# Stated task:
Write out the whole listing word for word.

* BEGIN Entries *

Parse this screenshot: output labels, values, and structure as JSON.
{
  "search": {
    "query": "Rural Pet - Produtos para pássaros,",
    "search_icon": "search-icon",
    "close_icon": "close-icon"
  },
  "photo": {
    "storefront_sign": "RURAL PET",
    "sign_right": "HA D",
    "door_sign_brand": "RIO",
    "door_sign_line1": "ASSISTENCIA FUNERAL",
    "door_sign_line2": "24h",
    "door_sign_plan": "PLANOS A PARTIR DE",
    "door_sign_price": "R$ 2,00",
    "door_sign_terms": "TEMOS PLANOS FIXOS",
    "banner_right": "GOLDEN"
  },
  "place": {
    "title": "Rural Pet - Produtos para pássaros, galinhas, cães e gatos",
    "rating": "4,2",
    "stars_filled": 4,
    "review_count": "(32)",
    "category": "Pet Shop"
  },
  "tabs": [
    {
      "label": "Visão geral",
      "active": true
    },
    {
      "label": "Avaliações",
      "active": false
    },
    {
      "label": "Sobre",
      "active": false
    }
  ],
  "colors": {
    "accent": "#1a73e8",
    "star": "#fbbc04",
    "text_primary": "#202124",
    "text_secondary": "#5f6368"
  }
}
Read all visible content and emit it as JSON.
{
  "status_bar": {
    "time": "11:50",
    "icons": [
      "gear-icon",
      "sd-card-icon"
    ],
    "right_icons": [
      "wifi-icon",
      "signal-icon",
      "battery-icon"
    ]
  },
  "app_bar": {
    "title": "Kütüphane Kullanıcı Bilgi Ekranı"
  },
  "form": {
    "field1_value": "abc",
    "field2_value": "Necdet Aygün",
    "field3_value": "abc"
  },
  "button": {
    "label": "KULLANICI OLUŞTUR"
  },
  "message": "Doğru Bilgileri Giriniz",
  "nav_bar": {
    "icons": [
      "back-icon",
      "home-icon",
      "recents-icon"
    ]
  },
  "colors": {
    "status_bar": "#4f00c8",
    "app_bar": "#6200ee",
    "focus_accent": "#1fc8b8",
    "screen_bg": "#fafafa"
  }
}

* END Entries *

# Completed exercise:
Parse this screenshot: output labels, values, and structure as JSON.
{
  "search": {
    "query": "Rural Pet - Produtos para pássaros,",
    "search_icon": "search-icon",
    "close_icon": "close-icon"
  },
  "photo": {
    "storefront_sign": "RURAL PET",
    "sign_right": "HA D",
    "door_sign_brand": "RIO",
    "door_sign_line1": "ASSISTENCIA FUNERAL",
    "door_sign_line2": "24h",
    "door_sign_plan": "PLANOS A PARTIR DE",
    "door_sign_price": "R$ 2,00",
    "door_sign_terms": "TEMOS PLANOS FIXOS",
    "banner_right": "GOLDEN"
  },
  "place": {
    "title": "Rural Pet - Produtos para pássaros, galinhas, cães e gatos",
    "rating": "4,2",
    "stars_filled": 4,
    "review_count": "(32)",
    "category": "Pet Shop"
  },
  "tabs": [
    {
      "label": "Visão geral",
      "active": true
    },
    {
      "label": "Avaliações",
      "active": false
    },
    {
      "label": "Sobre",
      "active": false
    }
  ],
  "colors": {
    "accent": "#1a73e8",
    "star": "#fbbc04",
    "text_primary": "#202124",
    "text_secondary": "#5f6368"
  }
}
Read all visible content and emit it as JSON.
{
  "status_bar": {
    "time": "11:50",
    "icons": [
      "gear-icon",
      "sd-card-icon"
    ],
    "right_icons": [
      "wifi-icon",
      "signal-icon",
      "battery-icon"
    ]
  },
  "app_bar": {
    "title": "Kütüphane Kullanıcı Bilgi Ekranı"
  },
  "form": {
    "field1_value": "abc",
    "field2_value": "Necdet Aygün",
    "field3_value": "abc"
  },
  "button": {
    "label": "KULLANICI OLUŞTUR"
  },
  "message": "Doğru Bilgileri Giriniz",
  "nav_bar": {
    "icons": [
      "back-icon",
      "home-icon",
      "recents-icon"
    ]
  },
  "colors": {
    "status_bar": "#4f00c8",
    "app_bar": "#6200ee",
    "focus_accent": "#1fc8b8",
    "screen_bg": "#fafafa"
  }
}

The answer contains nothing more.